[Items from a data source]

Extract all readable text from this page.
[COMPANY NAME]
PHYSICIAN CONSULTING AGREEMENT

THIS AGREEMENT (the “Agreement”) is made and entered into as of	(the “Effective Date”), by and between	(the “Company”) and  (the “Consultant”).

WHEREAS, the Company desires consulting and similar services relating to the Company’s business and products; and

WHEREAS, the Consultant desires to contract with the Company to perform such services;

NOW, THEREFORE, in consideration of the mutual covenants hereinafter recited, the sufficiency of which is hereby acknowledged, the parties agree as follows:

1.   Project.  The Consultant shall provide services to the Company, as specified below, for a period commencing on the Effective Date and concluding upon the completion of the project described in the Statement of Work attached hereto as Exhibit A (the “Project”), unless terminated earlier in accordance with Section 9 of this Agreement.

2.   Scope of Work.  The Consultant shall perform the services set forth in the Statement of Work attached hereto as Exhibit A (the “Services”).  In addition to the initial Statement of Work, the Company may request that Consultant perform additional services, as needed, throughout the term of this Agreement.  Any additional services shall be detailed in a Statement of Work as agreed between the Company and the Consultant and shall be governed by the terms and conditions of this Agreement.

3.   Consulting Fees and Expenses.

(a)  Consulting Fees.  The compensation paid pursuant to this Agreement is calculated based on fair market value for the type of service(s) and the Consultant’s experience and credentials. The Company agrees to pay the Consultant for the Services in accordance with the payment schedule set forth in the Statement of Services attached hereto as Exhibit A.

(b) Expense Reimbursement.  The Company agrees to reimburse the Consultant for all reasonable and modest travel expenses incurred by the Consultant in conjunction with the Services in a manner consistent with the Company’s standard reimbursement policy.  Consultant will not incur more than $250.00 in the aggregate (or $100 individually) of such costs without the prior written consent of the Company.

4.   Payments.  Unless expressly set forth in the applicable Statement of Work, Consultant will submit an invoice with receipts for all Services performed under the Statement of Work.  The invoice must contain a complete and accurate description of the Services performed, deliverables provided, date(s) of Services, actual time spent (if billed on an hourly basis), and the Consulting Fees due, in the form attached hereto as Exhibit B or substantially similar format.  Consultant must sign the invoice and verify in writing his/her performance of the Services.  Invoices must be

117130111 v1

Instruction:
Copy each line of the data exactly, leaving nothing out.

Full answer:
Extract all readable text from this page.
[COMPANY NAME]
PHYSICIAN CONSULTING AGREEMENT

THIS AGREEMENT (the “Agreement”) is made and entered into as of	(the “Effective Date”), by and between	(the “Company”) and  (the “Consultant”).

WHEREAS, the Company desires consulting and similar services relating to the Company’s business and products; and

WHEREAS, the Consultant desires to contract with the Company to perform such services;

NOW, THEREFORE, in consideration of the mutual covenants hereinafter recited, the sufficiency of which is hereby acknowledged, the parties agree as follows:

1.   Project.  The Consultant shall provide services to the Company, as specified below, for a period commencing on the Effective Date and concluding upon the completion of the project described in the Statement of Work attached hereto as Exhibit A (the “Project”), unless terminated earlier in accordance with Section 9 of this Agreement.

2.   Scope of Work.  The Consultant shall perform the services set forth in the Statement of Work attached hereto as Exhibit A (the “Services”).  In addition to the initial Statement of Work, the Company may request that Consultant perform additional services, as needed, throughout the term of this Agreement.  Any additional services shall be detailed in a Statement of Work as agreed between the Company and the Consultant and shall be governed by the terms and conditions of this Agreement.

3.   Consulting Fees and Expenses.

(a)  Consulting Fees.  The compensation paid pursuant to this Agreement is calculated based on fair market value for the type of service(s) and the Consultant’s experience and credentials. The Company agrees to pay the Consultant for the Services in accordance with the payment schedule set forth in the Statement of Services attached hereto as Exhibit A.

(b) Expense Reimbursement.  The Company agrees to reimburse the Consultant for all reasonable and modest travel expenses incurred by the Consultant in conjunction with the Services in a manner consistent with the Company’s standard reimbursement policy.  Consultant will not incur more than $250.00 in the aggregate (or $100 individually) of such costs without the prior written consent of the Company.

4.   Payments.  Unless expressly set forth in the applicable Statement of Work, Consultant will submit an invoice with receipts for all Services performed under the Statement of Work.  The invoice must contain a complete and accurate description of the Services performed, deliverables provided, date(s) of Services, actual time spent (if billed on an hourly basis), and the Consulting Fees due, in the form attached hereto as Exhibit B or substantially similar format.  Consultant must sign the invoice and verify in writing his/her performance of the Services.  Invoices must be

117130111 v1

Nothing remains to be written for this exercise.